> [Request]: Search the records for "JSON" and copy each line that holds it.

> [Data section]:

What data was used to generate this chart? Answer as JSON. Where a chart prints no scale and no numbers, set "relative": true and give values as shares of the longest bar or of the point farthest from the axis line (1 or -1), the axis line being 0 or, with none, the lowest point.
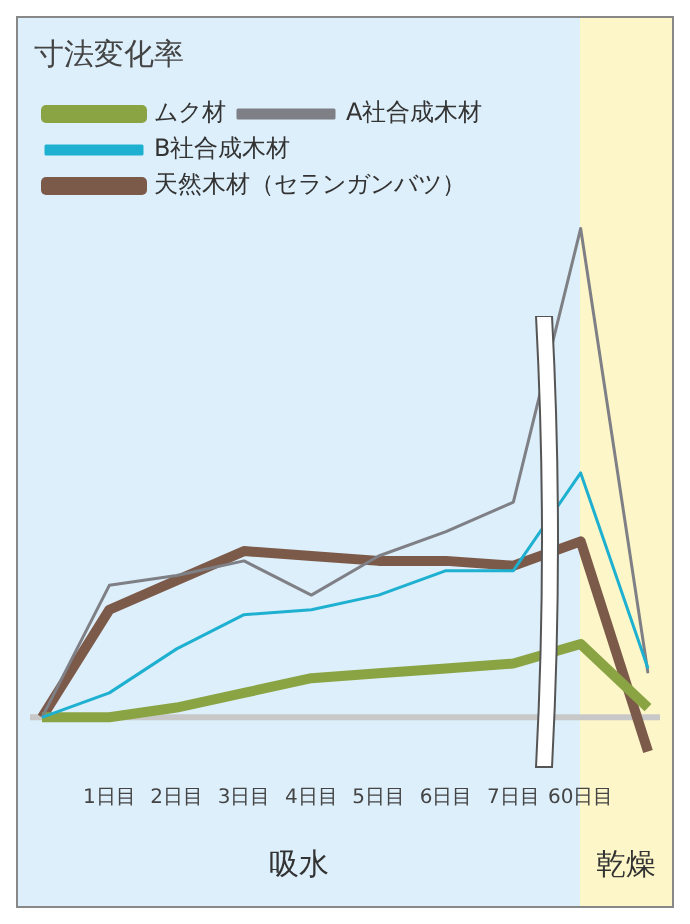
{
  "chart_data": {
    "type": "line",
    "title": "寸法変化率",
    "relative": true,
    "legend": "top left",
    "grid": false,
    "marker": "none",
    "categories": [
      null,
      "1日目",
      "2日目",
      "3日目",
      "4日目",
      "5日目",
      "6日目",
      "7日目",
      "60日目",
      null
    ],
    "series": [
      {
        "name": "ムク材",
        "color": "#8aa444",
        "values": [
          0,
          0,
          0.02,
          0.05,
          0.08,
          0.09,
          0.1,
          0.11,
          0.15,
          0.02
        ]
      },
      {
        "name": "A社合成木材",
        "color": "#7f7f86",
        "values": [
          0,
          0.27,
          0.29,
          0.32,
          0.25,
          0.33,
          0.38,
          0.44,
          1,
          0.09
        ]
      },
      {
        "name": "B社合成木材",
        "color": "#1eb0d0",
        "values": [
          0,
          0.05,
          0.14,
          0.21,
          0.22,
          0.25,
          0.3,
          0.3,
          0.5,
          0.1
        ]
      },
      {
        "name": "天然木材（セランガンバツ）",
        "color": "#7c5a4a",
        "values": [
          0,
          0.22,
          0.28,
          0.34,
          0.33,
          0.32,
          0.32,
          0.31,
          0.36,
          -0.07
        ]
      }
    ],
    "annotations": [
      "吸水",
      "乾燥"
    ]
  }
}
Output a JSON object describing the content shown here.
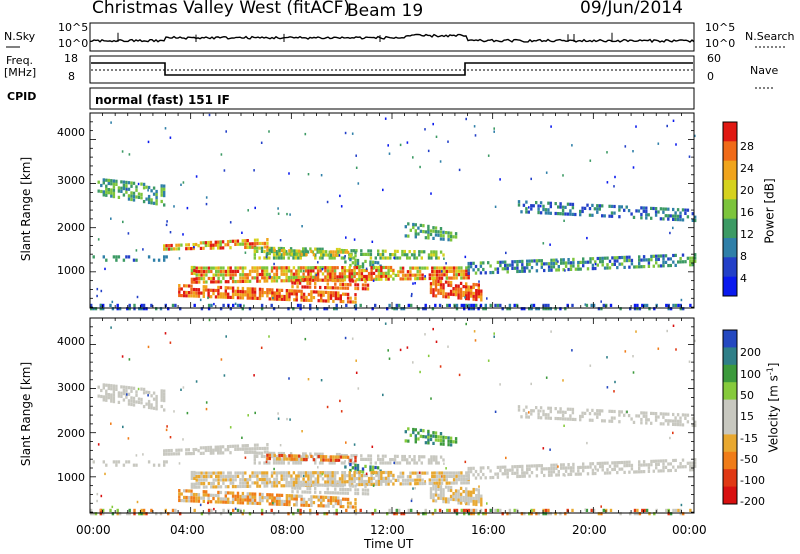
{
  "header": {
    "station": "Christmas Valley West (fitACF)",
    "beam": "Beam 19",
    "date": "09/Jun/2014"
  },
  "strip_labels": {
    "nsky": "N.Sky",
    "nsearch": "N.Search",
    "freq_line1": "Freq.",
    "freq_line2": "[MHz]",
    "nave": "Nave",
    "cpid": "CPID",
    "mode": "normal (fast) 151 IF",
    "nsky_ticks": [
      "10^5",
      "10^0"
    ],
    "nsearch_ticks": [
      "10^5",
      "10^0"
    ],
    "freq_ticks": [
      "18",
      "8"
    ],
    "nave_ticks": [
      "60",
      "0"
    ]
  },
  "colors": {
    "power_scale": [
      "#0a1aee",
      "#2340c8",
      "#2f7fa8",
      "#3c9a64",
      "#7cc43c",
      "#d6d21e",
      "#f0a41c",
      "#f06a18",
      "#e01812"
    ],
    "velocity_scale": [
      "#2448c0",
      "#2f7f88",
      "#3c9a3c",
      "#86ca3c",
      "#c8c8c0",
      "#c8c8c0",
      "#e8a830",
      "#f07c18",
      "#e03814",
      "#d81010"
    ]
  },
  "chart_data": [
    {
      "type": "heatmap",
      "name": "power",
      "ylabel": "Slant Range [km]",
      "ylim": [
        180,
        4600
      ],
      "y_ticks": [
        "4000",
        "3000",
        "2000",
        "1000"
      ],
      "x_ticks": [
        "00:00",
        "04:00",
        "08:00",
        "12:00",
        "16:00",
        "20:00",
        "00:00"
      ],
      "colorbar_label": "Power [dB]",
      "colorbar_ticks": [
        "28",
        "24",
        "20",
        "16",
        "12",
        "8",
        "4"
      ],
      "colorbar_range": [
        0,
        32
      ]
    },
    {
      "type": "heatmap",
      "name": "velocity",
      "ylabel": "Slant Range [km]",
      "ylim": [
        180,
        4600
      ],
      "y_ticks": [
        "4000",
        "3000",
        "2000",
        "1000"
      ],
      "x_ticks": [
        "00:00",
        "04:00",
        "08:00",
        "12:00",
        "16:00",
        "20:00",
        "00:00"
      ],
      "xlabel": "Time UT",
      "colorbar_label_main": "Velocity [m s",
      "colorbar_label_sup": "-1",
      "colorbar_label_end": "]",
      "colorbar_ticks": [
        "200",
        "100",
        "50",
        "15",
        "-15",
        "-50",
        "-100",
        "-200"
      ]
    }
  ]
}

> [Answer in full]:
What data was used to generate this chart? Answer as JSON. Where a chart prints no scale and no numbers, set "relative": true and give values as shares of the longest bar or of the point farthest from the axis line (1 or -1), the axis line being 0 or, with none, the lowest point.
Output a JSON object describing the content shown here.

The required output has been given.